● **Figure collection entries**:
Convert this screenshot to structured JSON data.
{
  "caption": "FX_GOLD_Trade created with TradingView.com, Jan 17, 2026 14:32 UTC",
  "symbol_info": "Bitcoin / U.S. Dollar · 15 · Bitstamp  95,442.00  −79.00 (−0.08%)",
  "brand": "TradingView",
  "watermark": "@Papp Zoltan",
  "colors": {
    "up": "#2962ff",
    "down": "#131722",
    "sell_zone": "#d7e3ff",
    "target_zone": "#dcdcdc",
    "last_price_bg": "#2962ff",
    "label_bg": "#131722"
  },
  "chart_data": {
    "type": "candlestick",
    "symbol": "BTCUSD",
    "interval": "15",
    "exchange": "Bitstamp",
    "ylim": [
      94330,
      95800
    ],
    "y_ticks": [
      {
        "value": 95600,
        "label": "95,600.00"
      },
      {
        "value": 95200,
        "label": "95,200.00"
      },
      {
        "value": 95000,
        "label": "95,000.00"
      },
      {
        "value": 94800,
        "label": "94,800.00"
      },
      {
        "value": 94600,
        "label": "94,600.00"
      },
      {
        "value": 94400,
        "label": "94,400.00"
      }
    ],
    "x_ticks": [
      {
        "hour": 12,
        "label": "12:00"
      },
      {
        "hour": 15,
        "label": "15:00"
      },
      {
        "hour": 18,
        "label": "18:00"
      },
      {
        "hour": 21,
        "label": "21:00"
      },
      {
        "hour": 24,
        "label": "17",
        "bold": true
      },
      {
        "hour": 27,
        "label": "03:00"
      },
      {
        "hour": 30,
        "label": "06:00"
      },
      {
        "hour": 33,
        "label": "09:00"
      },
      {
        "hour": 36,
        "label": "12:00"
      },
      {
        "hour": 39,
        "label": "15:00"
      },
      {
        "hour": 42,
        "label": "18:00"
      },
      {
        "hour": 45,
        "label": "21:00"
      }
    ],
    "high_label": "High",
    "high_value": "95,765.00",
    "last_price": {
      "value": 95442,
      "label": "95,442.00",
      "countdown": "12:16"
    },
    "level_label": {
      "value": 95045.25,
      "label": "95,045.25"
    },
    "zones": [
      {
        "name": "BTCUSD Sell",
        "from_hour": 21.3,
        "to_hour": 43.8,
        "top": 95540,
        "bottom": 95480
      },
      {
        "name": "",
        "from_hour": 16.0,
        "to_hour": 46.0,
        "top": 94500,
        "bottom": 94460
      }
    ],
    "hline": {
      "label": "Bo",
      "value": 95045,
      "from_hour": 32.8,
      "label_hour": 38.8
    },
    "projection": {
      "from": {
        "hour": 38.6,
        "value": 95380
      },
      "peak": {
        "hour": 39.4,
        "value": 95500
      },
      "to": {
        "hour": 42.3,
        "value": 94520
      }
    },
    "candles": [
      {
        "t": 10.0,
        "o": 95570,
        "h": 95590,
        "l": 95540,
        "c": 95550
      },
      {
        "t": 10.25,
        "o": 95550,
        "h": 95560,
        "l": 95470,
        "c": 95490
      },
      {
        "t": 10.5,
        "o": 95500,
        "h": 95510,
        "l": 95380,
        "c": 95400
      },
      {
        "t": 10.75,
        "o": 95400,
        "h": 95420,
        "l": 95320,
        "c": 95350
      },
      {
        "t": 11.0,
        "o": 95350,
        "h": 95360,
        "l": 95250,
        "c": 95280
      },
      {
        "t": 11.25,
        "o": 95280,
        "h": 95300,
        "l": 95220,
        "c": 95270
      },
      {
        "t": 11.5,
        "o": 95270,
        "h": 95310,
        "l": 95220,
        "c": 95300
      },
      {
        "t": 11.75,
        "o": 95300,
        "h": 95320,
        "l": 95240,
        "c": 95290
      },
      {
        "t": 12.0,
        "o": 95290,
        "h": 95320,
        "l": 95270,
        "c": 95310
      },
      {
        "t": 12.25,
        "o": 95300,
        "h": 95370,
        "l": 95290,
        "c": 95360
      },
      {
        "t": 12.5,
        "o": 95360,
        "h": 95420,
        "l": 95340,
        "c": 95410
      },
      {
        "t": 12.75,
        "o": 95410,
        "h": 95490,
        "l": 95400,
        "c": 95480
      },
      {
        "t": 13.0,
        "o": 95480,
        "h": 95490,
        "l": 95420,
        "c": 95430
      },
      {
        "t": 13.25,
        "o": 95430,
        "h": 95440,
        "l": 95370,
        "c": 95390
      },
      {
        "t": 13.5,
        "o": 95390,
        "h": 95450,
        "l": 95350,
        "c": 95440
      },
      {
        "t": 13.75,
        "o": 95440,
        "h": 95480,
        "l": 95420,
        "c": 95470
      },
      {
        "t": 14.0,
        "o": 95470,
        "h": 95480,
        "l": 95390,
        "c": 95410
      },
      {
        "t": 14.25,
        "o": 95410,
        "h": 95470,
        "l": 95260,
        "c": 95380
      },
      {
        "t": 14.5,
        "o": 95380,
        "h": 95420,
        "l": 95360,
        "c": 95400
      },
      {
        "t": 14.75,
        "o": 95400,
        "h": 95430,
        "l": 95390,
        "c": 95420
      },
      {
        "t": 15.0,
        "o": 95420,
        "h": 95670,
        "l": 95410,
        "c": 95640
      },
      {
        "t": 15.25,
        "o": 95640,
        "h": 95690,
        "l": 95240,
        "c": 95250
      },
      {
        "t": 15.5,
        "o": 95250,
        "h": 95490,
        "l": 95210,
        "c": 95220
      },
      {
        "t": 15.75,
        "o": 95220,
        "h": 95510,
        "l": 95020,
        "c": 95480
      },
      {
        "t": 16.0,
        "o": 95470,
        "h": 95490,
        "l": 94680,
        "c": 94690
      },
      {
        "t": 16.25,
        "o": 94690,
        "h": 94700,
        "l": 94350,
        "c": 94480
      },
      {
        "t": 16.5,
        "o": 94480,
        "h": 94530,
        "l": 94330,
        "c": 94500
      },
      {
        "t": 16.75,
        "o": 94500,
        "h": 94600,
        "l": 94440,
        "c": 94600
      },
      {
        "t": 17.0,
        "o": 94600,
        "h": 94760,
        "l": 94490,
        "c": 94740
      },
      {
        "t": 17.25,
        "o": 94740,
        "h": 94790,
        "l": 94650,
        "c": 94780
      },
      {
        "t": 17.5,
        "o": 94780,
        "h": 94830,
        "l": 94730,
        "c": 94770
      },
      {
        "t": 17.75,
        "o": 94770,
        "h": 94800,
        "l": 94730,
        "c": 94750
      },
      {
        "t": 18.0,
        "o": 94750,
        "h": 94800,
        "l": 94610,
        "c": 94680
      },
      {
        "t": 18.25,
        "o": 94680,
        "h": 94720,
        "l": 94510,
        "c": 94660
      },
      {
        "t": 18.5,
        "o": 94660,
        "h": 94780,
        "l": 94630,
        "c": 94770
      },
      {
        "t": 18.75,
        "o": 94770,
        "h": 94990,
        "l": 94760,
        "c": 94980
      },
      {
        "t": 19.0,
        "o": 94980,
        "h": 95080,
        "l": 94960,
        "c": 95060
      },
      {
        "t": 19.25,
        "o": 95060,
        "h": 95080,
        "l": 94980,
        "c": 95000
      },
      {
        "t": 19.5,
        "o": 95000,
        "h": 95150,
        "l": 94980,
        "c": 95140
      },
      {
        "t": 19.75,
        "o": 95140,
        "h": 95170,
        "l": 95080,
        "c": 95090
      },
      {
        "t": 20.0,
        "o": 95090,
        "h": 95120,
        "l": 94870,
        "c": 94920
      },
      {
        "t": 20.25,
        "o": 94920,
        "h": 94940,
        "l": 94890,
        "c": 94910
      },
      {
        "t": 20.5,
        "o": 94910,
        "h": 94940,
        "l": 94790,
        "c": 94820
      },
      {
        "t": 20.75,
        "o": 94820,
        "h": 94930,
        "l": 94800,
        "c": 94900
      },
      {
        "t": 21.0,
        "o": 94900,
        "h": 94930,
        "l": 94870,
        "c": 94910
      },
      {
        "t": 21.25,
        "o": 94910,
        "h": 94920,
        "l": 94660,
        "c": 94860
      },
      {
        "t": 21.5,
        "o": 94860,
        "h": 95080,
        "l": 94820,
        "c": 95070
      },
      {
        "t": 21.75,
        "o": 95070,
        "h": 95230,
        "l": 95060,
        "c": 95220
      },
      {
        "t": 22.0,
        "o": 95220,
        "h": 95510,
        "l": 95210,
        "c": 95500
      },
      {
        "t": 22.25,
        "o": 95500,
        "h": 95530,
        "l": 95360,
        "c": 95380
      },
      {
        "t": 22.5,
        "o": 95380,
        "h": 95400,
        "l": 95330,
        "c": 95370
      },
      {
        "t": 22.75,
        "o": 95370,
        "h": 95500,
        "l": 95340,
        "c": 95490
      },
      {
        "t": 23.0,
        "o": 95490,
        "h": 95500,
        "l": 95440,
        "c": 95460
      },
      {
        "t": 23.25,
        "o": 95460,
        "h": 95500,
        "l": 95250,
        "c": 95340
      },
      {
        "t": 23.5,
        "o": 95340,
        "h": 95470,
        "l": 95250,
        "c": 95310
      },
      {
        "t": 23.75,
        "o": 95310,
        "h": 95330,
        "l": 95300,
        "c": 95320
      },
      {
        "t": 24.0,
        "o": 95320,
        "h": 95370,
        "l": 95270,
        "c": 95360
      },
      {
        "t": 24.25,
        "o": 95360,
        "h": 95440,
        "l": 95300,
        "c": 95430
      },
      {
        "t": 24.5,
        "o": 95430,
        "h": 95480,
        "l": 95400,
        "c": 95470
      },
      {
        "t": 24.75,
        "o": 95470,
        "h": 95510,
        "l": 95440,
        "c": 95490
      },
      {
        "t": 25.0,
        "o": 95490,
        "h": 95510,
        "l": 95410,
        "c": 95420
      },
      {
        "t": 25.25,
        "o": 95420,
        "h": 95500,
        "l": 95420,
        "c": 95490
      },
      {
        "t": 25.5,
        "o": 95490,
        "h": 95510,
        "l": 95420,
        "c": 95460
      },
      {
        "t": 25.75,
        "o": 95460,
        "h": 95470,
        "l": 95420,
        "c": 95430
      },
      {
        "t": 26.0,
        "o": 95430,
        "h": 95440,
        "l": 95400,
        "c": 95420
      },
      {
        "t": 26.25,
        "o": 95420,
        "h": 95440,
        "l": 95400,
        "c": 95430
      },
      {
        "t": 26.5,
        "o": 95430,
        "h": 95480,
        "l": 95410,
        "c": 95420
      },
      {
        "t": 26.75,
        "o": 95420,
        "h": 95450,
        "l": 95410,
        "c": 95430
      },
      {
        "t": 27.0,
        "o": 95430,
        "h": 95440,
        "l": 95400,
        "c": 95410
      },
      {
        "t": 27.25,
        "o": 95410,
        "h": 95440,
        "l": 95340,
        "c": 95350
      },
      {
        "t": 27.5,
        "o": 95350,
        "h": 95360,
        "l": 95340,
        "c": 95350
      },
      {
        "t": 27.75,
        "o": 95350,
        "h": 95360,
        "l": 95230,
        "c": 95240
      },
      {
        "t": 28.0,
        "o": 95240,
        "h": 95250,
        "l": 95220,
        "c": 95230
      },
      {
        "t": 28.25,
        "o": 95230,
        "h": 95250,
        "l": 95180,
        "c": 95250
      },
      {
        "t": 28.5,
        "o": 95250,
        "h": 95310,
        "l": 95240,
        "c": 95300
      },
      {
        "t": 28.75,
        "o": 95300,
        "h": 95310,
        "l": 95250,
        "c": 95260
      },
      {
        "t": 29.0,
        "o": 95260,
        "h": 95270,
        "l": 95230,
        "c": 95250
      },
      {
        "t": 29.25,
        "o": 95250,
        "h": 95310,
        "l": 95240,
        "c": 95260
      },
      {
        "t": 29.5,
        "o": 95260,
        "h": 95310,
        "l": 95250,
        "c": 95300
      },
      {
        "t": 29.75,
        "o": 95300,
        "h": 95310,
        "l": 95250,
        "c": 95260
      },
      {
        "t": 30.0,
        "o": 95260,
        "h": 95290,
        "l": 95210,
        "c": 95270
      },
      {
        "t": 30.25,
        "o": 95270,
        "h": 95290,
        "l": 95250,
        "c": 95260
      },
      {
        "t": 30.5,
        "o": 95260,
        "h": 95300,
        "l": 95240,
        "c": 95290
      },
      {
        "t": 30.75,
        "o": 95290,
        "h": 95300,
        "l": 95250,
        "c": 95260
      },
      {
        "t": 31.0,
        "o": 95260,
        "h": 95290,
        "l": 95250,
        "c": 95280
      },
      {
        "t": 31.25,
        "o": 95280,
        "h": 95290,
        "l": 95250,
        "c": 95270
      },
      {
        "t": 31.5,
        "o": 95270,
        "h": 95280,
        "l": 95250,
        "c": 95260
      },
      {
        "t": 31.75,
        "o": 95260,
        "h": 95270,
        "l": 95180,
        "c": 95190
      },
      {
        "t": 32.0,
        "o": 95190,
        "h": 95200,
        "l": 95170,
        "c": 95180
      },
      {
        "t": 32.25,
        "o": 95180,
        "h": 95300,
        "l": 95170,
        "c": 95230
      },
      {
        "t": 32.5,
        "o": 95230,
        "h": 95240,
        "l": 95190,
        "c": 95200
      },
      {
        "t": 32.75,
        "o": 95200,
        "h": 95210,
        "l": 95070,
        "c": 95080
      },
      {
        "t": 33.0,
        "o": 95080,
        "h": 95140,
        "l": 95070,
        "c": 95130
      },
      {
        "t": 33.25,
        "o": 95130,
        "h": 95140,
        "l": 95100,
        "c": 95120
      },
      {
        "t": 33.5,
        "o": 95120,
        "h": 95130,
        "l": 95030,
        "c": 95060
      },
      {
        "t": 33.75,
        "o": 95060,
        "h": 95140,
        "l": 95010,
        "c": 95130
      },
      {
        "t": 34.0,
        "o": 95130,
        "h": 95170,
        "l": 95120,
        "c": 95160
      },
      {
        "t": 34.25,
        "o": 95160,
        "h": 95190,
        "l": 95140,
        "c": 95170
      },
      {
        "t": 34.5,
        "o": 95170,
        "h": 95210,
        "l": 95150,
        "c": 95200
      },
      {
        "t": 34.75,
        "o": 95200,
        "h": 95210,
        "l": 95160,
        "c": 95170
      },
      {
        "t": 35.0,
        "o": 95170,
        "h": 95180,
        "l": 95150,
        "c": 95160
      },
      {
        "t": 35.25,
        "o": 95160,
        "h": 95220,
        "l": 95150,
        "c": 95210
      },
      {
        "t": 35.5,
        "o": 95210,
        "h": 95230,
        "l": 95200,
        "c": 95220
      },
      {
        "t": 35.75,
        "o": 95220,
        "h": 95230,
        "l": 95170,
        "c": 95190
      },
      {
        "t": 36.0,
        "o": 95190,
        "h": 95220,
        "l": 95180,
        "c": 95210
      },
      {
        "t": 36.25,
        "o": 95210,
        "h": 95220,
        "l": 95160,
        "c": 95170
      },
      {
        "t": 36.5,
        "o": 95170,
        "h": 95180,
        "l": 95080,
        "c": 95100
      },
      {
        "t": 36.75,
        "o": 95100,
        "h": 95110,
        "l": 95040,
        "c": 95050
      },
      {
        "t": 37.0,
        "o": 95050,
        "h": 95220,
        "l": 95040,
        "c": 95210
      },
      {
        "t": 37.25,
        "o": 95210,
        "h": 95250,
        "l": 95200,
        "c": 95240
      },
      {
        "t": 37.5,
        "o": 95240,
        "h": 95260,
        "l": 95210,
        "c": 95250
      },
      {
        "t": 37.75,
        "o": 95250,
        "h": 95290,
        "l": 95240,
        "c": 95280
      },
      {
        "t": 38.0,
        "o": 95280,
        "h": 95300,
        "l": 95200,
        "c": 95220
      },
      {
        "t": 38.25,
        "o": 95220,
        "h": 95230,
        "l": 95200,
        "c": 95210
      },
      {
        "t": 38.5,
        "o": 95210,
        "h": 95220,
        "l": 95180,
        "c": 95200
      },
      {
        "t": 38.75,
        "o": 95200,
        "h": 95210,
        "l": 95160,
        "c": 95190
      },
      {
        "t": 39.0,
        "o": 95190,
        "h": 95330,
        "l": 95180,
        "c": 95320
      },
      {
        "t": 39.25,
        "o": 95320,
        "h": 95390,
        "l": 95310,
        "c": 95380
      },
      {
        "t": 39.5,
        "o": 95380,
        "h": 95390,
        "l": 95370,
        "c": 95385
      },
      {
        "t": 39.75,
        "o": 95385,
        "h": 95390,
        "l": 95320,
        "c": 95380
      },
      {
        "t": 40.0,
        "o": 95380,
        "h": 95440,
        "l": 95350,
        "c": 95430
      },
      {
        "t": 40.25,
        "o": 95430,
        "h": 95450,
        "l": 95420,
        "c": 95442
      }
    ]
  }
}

● **The exercise**: Looking at the records above, work out how many lines include the word "TradingView", then give that number by itself.

● **Result of the task**: 2